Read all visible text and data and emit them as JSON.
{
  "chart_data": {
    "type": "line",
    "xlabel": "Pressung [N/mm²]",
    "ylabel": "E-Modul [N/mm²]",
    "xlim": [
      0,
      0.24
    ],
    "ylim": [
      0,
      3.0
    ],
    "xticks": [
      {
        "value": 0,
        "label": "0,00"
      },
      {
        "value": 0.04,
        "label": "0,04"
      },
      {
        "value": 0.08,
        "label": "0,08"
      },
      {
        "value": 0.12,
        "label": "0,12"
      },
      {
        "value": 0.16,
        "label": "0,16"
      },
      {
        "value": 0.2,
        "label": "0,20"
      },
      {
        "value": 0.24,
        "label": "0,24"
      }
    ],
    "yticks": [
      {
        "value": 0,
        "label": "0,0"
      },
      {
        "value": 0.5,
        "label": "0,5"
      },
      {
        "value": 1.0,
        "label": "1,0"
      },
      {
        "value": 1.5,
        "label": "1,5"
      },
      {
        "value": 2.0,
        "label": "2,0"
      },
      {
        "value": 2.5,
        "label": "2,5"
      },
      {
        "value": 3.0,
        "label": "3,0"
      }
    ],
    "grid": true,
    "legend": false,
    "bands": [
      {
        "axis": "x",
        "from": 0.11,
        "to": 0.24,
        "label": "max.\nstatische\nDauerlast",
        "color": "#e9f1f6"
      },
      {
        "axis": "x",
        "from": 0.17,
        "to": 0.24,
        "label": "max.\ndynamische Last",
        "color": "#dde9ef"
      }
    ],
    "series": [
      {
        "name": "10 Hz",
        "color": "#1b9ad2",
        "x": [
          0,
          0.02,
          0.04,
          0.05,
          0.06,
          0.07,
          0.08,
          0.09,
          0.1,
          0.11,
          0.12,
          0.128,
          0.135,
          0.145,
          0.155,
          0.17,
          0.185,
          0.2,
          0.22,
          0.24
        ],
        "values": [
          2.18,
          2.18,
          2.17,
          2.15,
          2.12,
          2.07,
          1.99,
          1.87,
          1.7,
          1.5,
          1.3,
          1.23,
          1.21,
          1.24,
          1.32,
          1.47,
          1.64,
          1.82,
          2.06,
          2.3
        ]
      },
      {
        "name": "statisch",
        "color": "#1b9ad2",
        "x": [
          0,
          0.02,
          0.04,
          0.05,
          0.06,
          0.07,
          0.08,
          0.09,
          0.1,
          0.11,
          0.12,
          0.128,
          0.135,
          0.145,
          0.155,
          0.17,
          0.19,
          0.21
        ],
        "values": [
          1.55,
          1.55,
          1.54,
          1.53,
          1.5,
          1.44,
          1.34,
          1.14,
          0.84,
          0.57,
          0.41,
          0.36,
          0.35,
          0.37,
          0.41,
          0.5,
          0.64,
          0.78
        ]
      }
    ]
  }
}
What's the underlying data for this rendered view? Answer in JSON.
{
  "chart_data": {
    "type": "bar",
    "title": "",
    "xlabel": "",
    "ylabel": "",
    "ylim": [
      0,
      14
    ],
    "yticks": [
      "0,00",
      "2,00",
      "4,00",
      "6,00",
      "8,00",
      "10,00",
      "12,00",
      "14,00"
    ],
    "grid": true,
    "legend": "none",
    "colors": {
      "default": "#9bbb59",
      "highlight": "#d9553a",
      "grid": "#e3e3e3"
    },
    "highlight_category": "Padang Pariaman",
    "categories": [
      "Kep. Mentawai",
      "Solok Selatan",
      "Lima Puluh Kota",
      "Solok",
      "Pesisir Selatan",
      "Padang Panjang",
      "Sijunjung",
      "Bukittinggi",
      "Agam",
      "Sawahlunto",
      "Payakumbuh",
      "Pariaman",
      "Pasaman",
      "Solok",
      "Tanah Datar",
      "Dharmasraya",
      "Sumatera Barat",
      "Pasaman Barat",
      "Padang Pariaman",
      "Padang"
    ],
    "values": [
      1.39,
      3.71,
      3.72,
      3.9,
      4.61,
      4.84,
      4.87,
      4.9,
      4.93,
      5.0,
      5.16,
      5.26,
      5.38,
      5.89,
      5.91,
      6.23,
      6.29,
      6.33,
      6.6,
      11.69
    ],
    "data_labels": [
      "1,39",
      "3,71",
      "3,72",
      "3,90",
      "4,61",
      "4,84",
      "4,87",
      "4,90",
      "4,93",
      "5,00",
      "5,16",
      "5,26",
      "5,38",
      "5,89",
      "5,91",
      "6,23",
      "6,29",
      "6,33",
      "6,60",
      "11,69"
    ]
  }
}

────────────────

▶ [OBJECTIVE]: For the entries shown above, give the number of lines that include the word "Pariaman", without any other text.

▶ [THE RESULT]: 3